== Short task ==
Copy each line of the records that contains the word "name".

>> START Records for processing

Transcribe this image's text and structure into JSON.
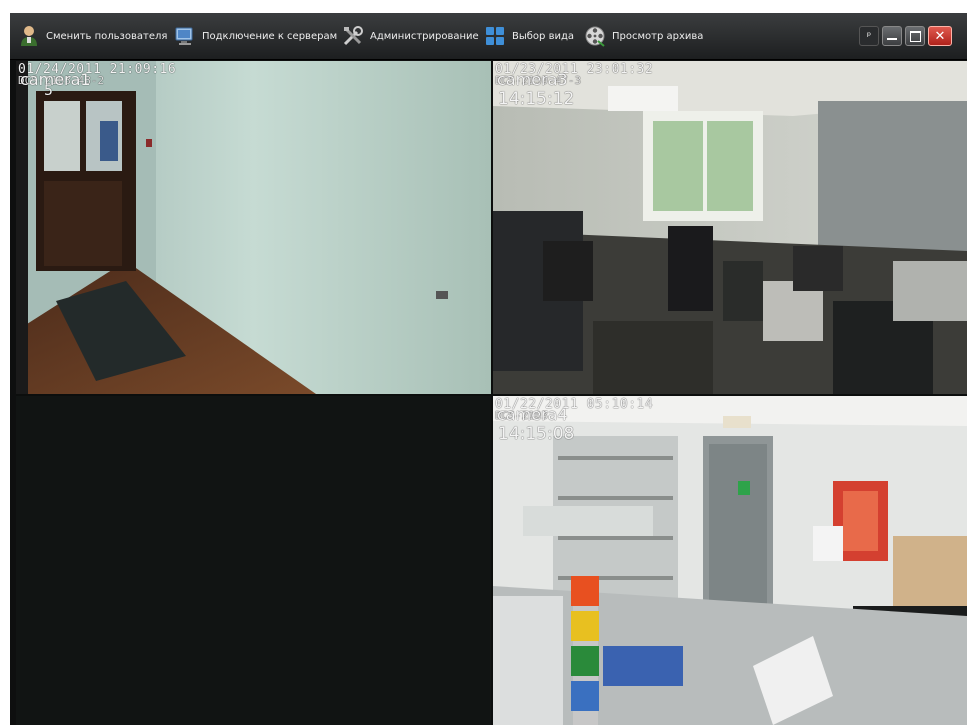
{
  "toolbar": {
    "items": [
      {
        "label": "Сменить пользователя",
        "icon": "user-icon"
      },
      {
        "label": "Подключение к серверам",
        "icon": "monitor-icon"
      },
      {
        "label": "Администрирование",
        "icon": "tools-icon"
      },
      {
        "label": "Выбор вида",
        "icon": "grid-layout-icon"
      },
      {
        "label": "Просмотр архива",
        "icon": "film-reel-icon"
      }
    ],
    "window_buttons": {
      "pin": "pin-icon",
      "minimize": "minimize-icon",
      "maximize": "maximize-icon",
      "close": "close-icon"
    }
  },
  "cameras": [
    {
      "timestamp": "01/24/2011 21:09:16",
      "subline": "DCS-2103-48-2",
      "name": "camera1",
      "time": "5"
    },
    {
      "timestamp": "01/23/2011 23:01:32",
      "subline": "DCS-2130-47-3",
      "name": "camera3",
      "time": "14:15:12"
    },
    {
      "timestamp": "",
      "subline": "",
      "name": "",
      "time": ""
    },
    {
      "timestamp": "01/22/2011 05:10:14",
      "subline": "DCS-2103",
      "name": "camera4",
      "time": "14:15:08"
    }
  ],
  "colors": {
    "toolbar": "#2c2e30",
    "background": "#0e0f0f",
    "close": "#c9302c",
    "empty_tile": "#111413"
  }
}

>> END Records for processing

== Written solution ==
      "name": "camera1",
      "name": "camera3",
      "name": "",
      "name": "camera4",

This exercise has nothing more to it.